=== Material for the task ===
....
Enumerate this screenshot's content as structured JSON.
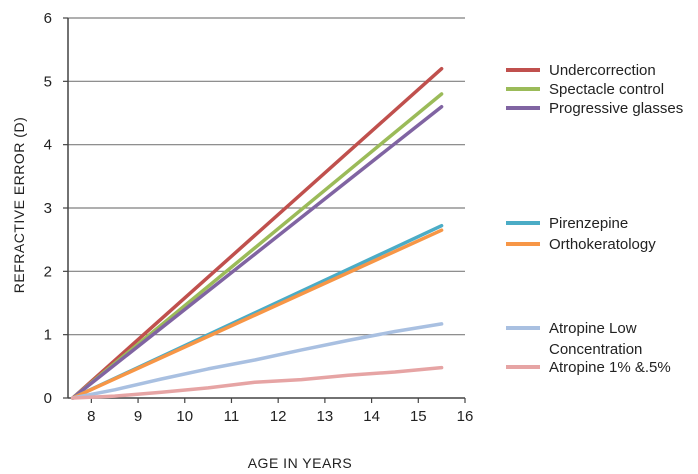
{
  "chart_data": {
    "type": "line",
    "title": "",
    "xlabel": "AGE IN YEARS",
    "ylabel": "REFRACTIVE ERROR (D)",
    "xlim": [
      7.5,
      16
    ],
    "ylim": [
      0,
      6
    ],
    "x_ticks": [
      "8",
      "9",
      "10",
      "11",
      "12",
      "13",
      "14",
      "15",
      "16"
    ],
    "y_ticks": [
      "0",
      "1",
      "2",
      "3",
      "4",
      "5",
      "6"
    ],
    "grid": "horizontal",
    "legend_position": "right",
    "series": [
      {
        "name": "Undercorrection",
        "color": "#c0504d",
        "x": [
          7.6,
          15.5
        ],
        "y": [
          0,
          5.2
        ]
      },
      {
        "name": "Spectacle control",
        "color": "#9bbb59",
        "x": [
          7.6,
          15.5
        ],
        "y": [
          0,
          4.8
        ]
      },
      {
        "name": "Progressive glasses",
        "color": "#8064a2",
        "x": [
          7.6,
          15.5
        ],
        "y": [
          0,
          4.6
        ]
      },
      {
        "name": "Pirenzepine",
        "color": "#4bacc6",
        "x": [
          7.6,
          15.5
        ],
        "y": [
          0,
          2.72
        ]
      },
      {
        "name": "Orthokeratology",
        "color": "#f79646",
        "x": [
          7.6,
          15.5
        ],
        "y": [
          0,
          2.65
        ]
      },
      {
        "name": "Atropine Low Concentration",
        "legend_lines": [
          "Atropine Low",
          "Concentration"
        ],
        "color": "#a9c0e1",
        "x": [
          7.6,
          8.5,
          9.5,
          10.5,
          11.5,
          12.5,
          13.5,
          14.5,
          15.5
        ],
        "y": [
          0,
          0.13,
          0.3,
          0.46,
          0.6,
          0.76,
          0.91,
          1.05,
          1.17
        ]
      },
      {
        "name": "Atropine 1% &.5%",
        "color": "#e6a4a4",
        "x": [
          7.6,
          8.5,
          9.5,
          10.5,
          11.5,
          12.5,
          13.5,
          14.5,
          15.5
        ],
        "y": [
          0,
          0.03,
          0.09,
          0.16,
          0.25,
          0.29,
          0.36,
          0.41,
          0.48
        ]
      }
    ]
  }
}
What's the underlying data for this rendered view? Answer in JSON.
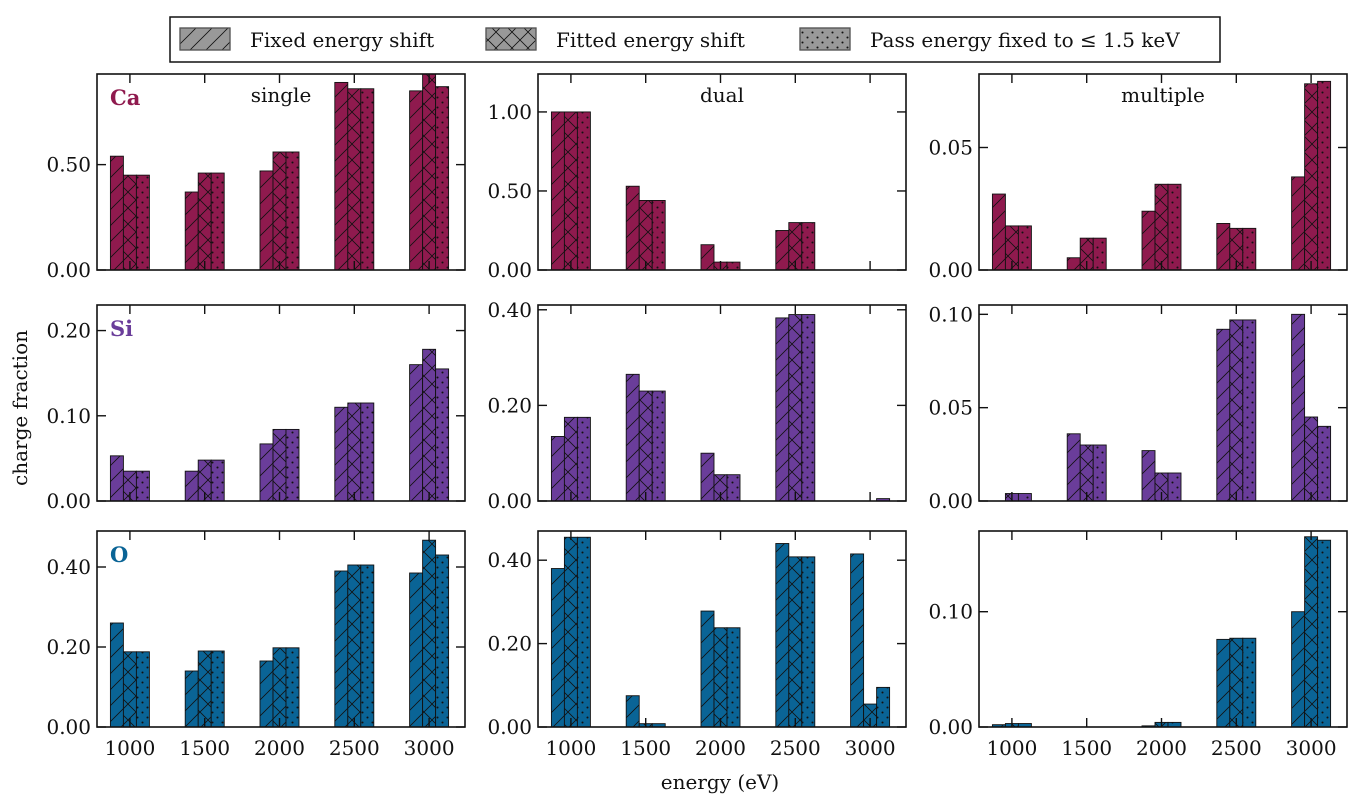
{
  "figure": {
    "ylabel": "charge fraction",
    "xlabel": "energy (eV)"
  },
  "legend": {
    "placement": "top-center",
    "entries": [
      {
        "label": "Fixed energy shift",
        "hatch": "slash"
      },
      {
        "label": "Fitted energy shift",
        "hatch": "cross"
      },
      {
        "label": "Pass energy fixed to ≤ 1.5 keV",
        "hatch": "dots"
      }
    ]
  },
  "rows": [
    {
      "element": "Ca",
      "color": "#8f1a4e"
    },
    {
      "element": "Si",
      "color": "#6a3d9a"
    },
    {
      "element": "O",
      "color": "#0a6496"
    }
  ],
  "columns": [
    {
      "title": "single"
    },
    {
      "title": "dual"
    },
    {
      "title": "multiple"
    }
  ],
  "chart_data": [
    {
      "type": "bar",
      "row": "Ca",
      "col": "single",
      "categories": [
        1000,
        1500,
        2000,
        2500,
        3000
      ],
      "ylim": [
        0,
        0.93
      ],
      "yticks": [
        0.0,
        0.5
      ],
      "ytick_labels": [
        "0.00",
        "0.50"
      ],
      "series": [
        {
          "name": "Fixed energy shift",
          "values": [
            0.54,
            0.37,
            0.47,
            0.89,
            0.85
          ]
        },
        {
          "name": "Fitted energy shift",
          "values": [
            0.45,
            0.46,
            0.56,
            0.86,
            0.93
          ]
        },
        {
          "name": "Pass energy fixed to ≤ 1.5 keV",
          "values": [
            0.45,
            0.46,
            0.56,
            0.86,
            0.87
          ]
        }
      ]
    },
    {
      "type": "bar",
      "row": "Ca",
      "col": "dual",
      "categories": [
        1000,
        1500,
        2000,
        2500,
        3000
      ],
      "ylim": [
        0,
        1.24
      ],
      "yticks": [
        0.0,
        0.5,
        1.0
      ],
      "ytick_labels": [
        "0.00",
        "0.50",
        "1.00"
      ],
      "series": [
        {
          "name": "Fixed energy shift",
          "values": [
            1.0,
            0.53,
            0.16,
            0.25,
            0.0
          ]
        },
        {
          "name": "Fitted energy shift",
          "values": [
            1.0,
            0.44,
            0.05,
            0.3,
            0.0
          ]
        },
        {
          "name": "Pass energy fixed to ≤ 1.5 keV",
          "values": [
            1.0,
            0.44,
            0.05,
            0.3,
            0.0
          ]
        }
      ]
    },
    {
      "type": "bar",
      "row": "Ca",
      "col": "multiple",
      "categories": [
        1000,
        1500,
        2000,
        2500,
        3000
      ],
      "ylim": [
        0,
        0.08
      ],
      "yticks": [
        0.0,
        0.05
      ],
      "ytick_labels": [
        "0.00",
        "0.05"
      ],
      "series": [
        {
          "name": "Fixed energy shift",
          "values": [
            0.031,
            0.005,
            0.024,
            0.019,
            0.038
          ]
        },
        {
          "name": "Fitted energy shift",
          "values": [
            0.018,
            0.013,
            0.035,
            0.017,
            0.076
          ]
        },
        {
          "name": "Pass energy fixed to ≤ 1.5 keV",
          "values": [
            0.018,
            0.013,
            0.035,
            0.017,
            0.077
          ]
        }
      ]
    },
    {
      "type": "bar",
      "row": "Si",
      "col": "single",
      "categories": [
        1000,
        1500,
        2000,
        2500,
        3000
      ],
      "ylim": [
        0,
        0.23
      ],
      "yticks": [
        0.0,
        0.1,
        0.2
      ],
      "ytick_labels": [
        "0.00",
        "0.10",
        "0.20"
      ],
      "series": [
        {
          "name": "Fixed energy shift",
          "values": [
            0.053,
            0.035,
            0.067,
            0.11,
            0.16
          ]
        },
        {
          "name": "Fitted energy shift",
          "values": [
            0.035,
            0.048,
            0.084,
            0.115,
            0.178
          ]
        },
        {
          "name": "Pass energy fixed to ≤ 1.5 keV",
          "values": [
            0.035,
            0.048,
            0.084,
            0.115,
            0.155
          ]
        }
      ]
    },
    {
      "type": "bar",
      "row": "Si",
      "col": "dual",
      "categories": [
        1000,
        1500,
        2000,
        2500,
        3000
      ],
      "ylim": [
        0,
        0.41
      ],
      "yticks": [
        0.0,
        0.2,
        0.4
      ],
      "ytick_labels": [
        "0.00",
        "0.20",
        "0.40"
      ],
      "series": [
        {
          "name": "Fixed energy shift",
          "values": [
            0.135,
            0.265,
            0.1,
            0.383,
            0.0
          ]
        },
        {
          "name": "Fitted energy shift",
          "values": [
            0.175,
            0.23,
            0.055,
            0.39,
            0.0
          ]
        },
        {
          "name": "Pass energy fixed to ≤ 1.5 keV",
          "values": [
            0.175,
            0.23,
            0.055,
            0.39,
            0.005
          ]
        }
      ]
    },
    {
      "type": "bar",
      "row": "Si",
      "col": "multiple",
      "categories": [
        1000,
        1500,
        2000,
        2500,
        3000
      ],
      "ylim": [
        0,
        0.105
      ],
      "yticks": [
        0.0,
        0.05,
        0.1
      ],
      "ytick_labels": [
        "0.00",
        "0.05",
        "0.10"
      ],
      "series": [
        {
          "name": "Fixed energy shift",
          "values": [
            0.0,
            0.036,
            0.027,
            0.092,
            0.1
          ]
        },
        {
          "name": "Fitted energy shift",
          "values": [
            0.004,
            0.03,
            0.015,
            0.097,
            0.045
          ]
        },
        {
          "name": "Pass energy fixed to ≤ 1.5 keV",
          "values": [
            0.004,
            0.03,
            0.015,
            0.097,
            0.04
          ]
        }
      ]
    },
    {
      "type": "bar",
      "row": "O",
      "col": "single",
      "categories": [
        1000,
        1500,
        2000,
        2500,
        3000
      ],
      "ylim": [
        0,
        0.49
      ],
      "yticks": [
        0.0,
        0.2,
        0.4
      ],
      "ytick_labels": [
        "0.00",
        "0.20",
        "0.40"
      ],
      "series": [
        {
          "name": "Fixed energy shift",
          "values": [
            0.26,
            0.14,
            0.165,
            0.39,
            0.385
          ]
        },
        {
          "name": "Fitted energy shift",
          "values": [
            0.188,
            0.19,
            0.198,
            0.405,
            0.467
          ]
        },
        {
          "name": "Pass energy fixed to ≤ 1.5 keV",
          "values": [
            0.188,
            0.19,
            0.198,
            0.405,
            0.43
          ]
        }
      ]
    },
    {
      "type": "bar",
      "row": "O",
      "col": "dual",
      "categories": [
        1000,
        1500,
        2000,
        2500,
        3000
      ],
      "ylim": [
        0,
        0.47
      ],
      "yticks": [
        0.0,
        0.2,
        0.4
      ],
      "ytick_labels": [
        "0.00",
        "0.20",
        "0.40"
      ],
      "series": [
        {
          "name": "Fixed energy shift",
          "values": [
            0.38,
            0.075,
            0.278,
            0.44,
            0.415
          ]
        },
        {
          "name": "Fitted energy shift",
          "values": [
            0.455,
            0.008,
            0.238,
            0.408,
            0.055
          ]
        },
        {
          "name": "Pass energy fixed to ≤ 1.5 keV",
          "values": [
            0.455,
            0.008,
            0.238,
            0.408,
            0.095
          ]
        }
      ]
    },
    {
      "type": "bar",
      "row": "O",
      "col": "multiple",
      "categories": [
        1000,
        1500,
        2000,
        2500,
        3000
      ],
      "ylim": [
        0,
        0.17
      ],
      "yticks": [
        0.0,
        0.1
      ],
      "ytick_labels": [
        "0.00",
        "0.10"
      ],
      "series": [
        {
          "name": "Fixed energy shift",
          "values": [
            0.002,
            0.0,
            0.001,
            0.076,
            0.1
          ]
        },
        {
          "name": "Fitted energy shift",
          "values": [
            0.003,
            0.0,
            0.004,
            0.077,
            0.165
          ]
        },
        {
          "name": "Pass energy fixed to ≤ 1.5 keV",
          "values": [
            0.003,
            0.0,
            0.004,
            0.077,
            0.162
          ]
        }
      ]
    }
  ]
}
....
=== Aim ===
Tally up the lines holding the string "ylabel" in this listing, and report the total alone.

=== Exercise output ===
2